EXERCISE BRIEF ::
Copy every entry word for word. Skip the pictures.

PROVIDED INFORMATION ::
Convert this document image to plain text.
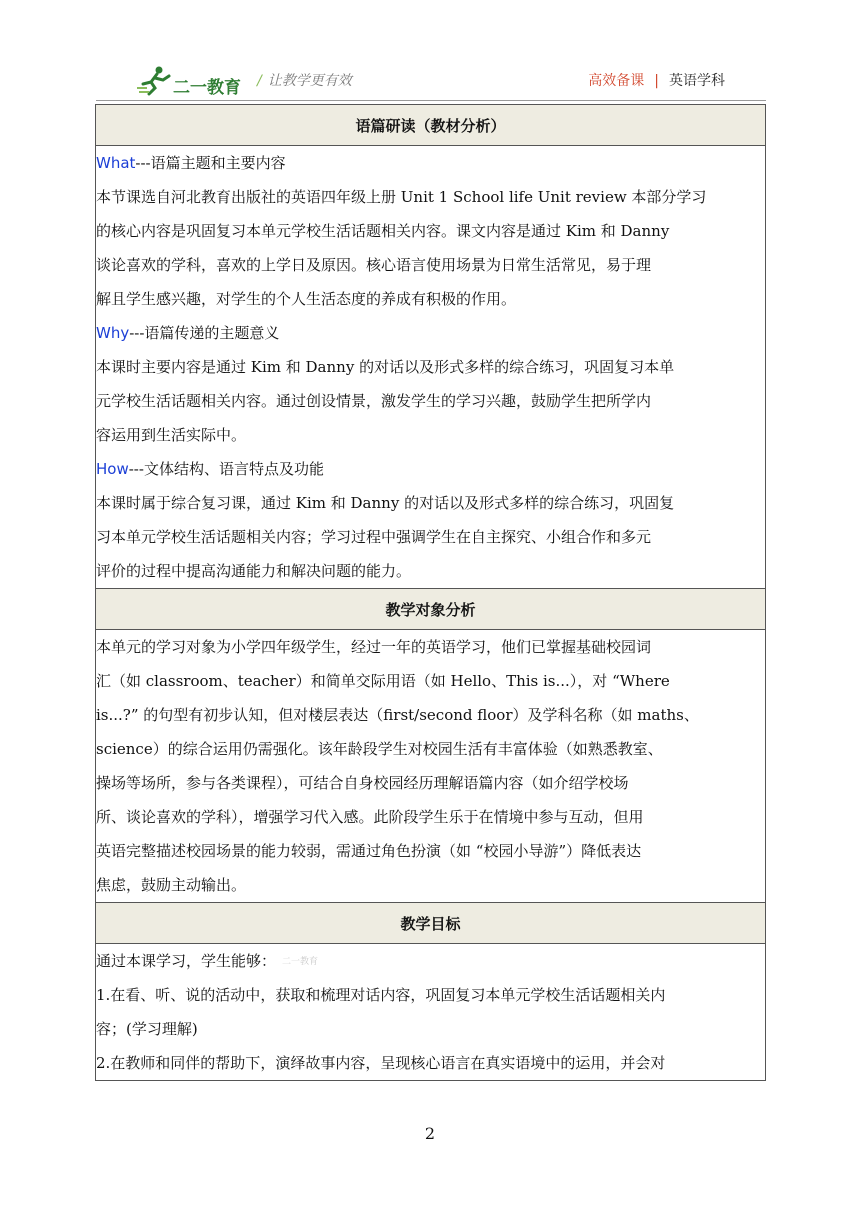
二一教育 / 让教学更有效	高效备课 | 英语学科
语篇研读（教材分析）

What---语篇主题和主要内容
本节课选自河北教育出版社的英语四年级上册 Unit 1 School life Unit review 本部分学习
的核心内容是巩固复习本单元学校生活话题相关内容。课文内容是通过 Kim 和 Danny
谈论喜欢的学科，喜欢的上学日及原因。核心语言使用场景为日常生活常见，易于理
解且学生感兴趣，对学生的个人生活态度的养成有积极的作用。
Why---语篇传递的主题意义
本课时主要内容是通过 Kim 和 Danny 的对话以及形式多样的综合练习，巩固复习本单
元学校生活话题相关内容。通过创设情景，激发学生的学习兴趣，鼓励学生把所学内
容运用到生活实际中。
How---文体结构、语言特点及功能
本课时属于综合复习课，通过 Kim 和 Danny 的对话以及形式多样的综合练习，巩固复
习本单元学校生活话题相关内容；学习过程中强调学生在自主探究、小组合作和多元
评价的过程中提高沟通能力和解决问题的能力。

教学对象分析

本单元的学习对象为小学四年级学生，经过一年的英语学习，他们已掌握基础校园词
汇（如 classroom、teacher）和简单交际用语（如 Hello、This is...），对 “Where
is...?” 的句型有初步认知，但对楼层表达（first/second floor）及学科名称（如 maths、
science）的综合运用仍需强化。该年龄段学生对校园生活有丰富体验（如熟悉教室、
操场等场所，参与各类课程），可结合自身校园经历理解语篇内容（如介绍学校场
所、谈论喜欢的学科），增强学习代入感。此阶段学生乐于在情境中参与互动，但用
英语完整描述校园场景的能力较弱，需通过角色扮演（如 “校园小导游”）降低表达
焦虑，鼓励主动输出。

教学目标

通过本课学习，学生能够： 二一教育
1.在看、听、说的活动中，获取和梳理对话内容，巩固复习本单元学校生活话题相关内
容；(学习理解)
2.在教师和同伴的帮助下，演绎故事内容，呈现核心语言在真实语境中的运用，并会对
2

THE SOLUTION ::
Convert this document image to plain text.
二一教育 / 让教学更有效	高效备课 | 英语学科
语篇研读（教材分析）

What---语篇主题和主要内容
本节课选自河北教育出版社的英语四年级上册 Unit 1 School life Unit review 本部分学习
的核心内容是巩固复习本单元学校生活话题相关内容。课文内容是通过 Kim 和 Danny
谈论喜欢的学科，喜欢的上学日及原因。核心语言使用场景为日常生活常见，易于理
解且学生感兴趣，对学生的个人生活态度的养成有积极的作用。
Why---语篇传递的主题意义
本课时主要内容是通过 Kim 和 Danny 的对话以及形式多样的综合练习，巩固复习本单
元学校生活话题相关内容。通过创设情景，激发学生的学习兴趣，鼓励学生把所学内
容运用到生活实际中。
How---文体结构、语言特点及功能
本课时属于综合复习课，通过 Kim 和 Danny 的对话以及形式多样的综合练习，巩固复
习本单元学校生活话题相关内容；学习过程中强调学生在自主探究、小组合作和多元
评价的过程中提高沟通能力和解决问题的能力。

教学对象分析

本单元的学习对象为小学四年级学生，经过一年的英语学习，他们已掌握基础校园词
汇（如 classroom、teacher）和简单交际用语（如 Hello、This is...），对 “Where
is...?” 的句型有初步认知，但对楼层表达（first/second floor）及学科名称（如 maths、
science）的综合运用仍需强化。该年龄段学生对校园生活有丰富体验（如熟悉教室、
操场等场所，参与各类课程），可结合自身校园经历理解语篇内容（如介绍学校场
所、谈论喜欢的学科），增强学习代入感。此阶段学生乐于在情境中参与互动，但用
英语完整描述校园场景的能力较弱，需通过角色扮演（如 “校园小导游”）降低表达
焦虑，鼓励主动输出。

教学目标

通过本课学习，学生能够： 二一教育
1.在看、听、说的活动中，获取和梳理对话内容，巩固复习本单元学校生活话题相关内
容；(学习理解)
2.在教师和同伴的帮助下，演绎故事内容，呈现核心语言在真实语境中的运用，并会对
2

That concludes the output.